INFORMATION SUPPLIED:
=======

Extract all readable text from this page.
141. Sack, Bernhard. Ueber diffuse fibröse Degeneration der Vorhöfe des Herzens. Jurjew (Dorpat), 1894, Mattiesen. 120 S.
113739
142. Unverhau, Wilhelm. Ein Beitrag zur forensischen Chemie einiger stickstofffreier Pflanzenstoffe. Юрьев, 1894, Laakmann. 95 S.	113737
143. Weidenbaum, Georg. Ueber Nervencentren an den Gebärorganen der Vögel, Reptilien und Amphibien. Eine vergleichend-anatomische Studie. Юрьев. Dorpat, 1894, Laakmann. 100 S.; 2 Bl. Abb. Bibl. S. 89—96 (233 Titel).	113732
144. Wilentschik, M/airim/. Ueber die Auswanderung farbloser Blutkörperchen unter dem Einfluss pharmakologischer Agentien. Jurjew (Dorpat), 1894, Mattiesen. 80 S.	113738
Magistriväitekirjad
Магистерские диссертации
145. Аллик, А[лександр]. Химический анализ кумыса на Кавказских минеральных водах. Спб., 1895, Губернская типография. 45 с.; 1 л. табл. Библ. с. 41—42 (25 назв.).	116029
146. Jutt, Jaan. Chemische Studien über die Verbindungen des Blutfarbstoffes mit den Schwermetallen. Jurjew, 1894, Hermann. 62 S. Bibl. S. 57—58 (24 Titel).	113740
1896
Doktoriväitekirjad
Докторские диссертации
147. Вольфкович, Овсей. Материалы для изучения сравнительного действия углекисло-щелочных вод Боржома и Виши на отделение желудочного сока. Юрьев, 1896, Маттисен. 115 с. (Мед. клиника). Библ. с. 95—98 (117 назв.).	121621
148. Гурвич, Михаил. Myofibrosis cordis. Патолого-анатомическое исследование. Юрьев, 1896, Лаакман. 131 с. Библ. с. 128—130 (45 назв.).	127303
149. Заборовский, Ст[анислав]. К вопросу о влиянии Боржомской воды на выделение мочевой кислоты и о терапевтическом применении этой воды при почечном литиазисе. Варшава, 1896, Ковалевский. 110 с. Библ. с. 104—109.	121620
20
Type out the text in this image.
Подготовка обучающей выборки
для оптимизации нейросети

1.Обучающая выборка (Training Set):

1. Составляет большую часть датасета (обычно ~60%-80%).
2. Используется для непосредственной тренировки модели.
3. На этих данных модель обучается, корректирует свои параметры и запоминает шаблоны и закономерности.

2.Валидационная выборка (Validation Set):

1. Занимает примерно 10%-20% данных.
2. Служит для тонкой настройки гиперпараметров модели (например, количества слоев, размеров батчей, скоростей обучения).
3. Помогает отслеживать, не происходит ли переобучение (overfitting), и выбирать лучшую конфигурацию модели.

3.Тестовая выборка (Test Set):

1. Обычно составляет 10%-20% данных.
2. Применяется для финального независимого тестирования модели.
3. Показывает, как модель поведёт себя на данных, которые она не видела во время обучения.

=======

Could you give again exactly the lines from the line containing "Type out the text in this image." through the final line of the data above, and no others?

Type out the text in this image.
Подготовка обучающей выборки
для оптимизации нейросети

1.Обучающая выборка (Training Set):

1. Составляет большую часть датасета (обычно ~60%-80%).
2. Используется для непосредственной тренировки модели.
3. На этих данных модель обучается, корректирует свои параметры и запоминает шаблоны и закономерности.

2.Валидационная выборка (Validation Set):

1. Занимает примерно 10%-20% данных.
2. Служит для тонкой настройки гиперпараметров модели (например, количества слоев, размеров батчей, скоростей обучения).
3. Помогает отслеживать, не происходит ли переобучение (overfitting), и выбирать лучшую конфигурацию модели.

3.Тестовая выборка (Test Set):

1. Обычно составляет 10%-20% данных.
2. Применяется для финального независимого тестирования модели.
3. Показывает, как модель поведёт себя на данных, которые она не видела во время обучения.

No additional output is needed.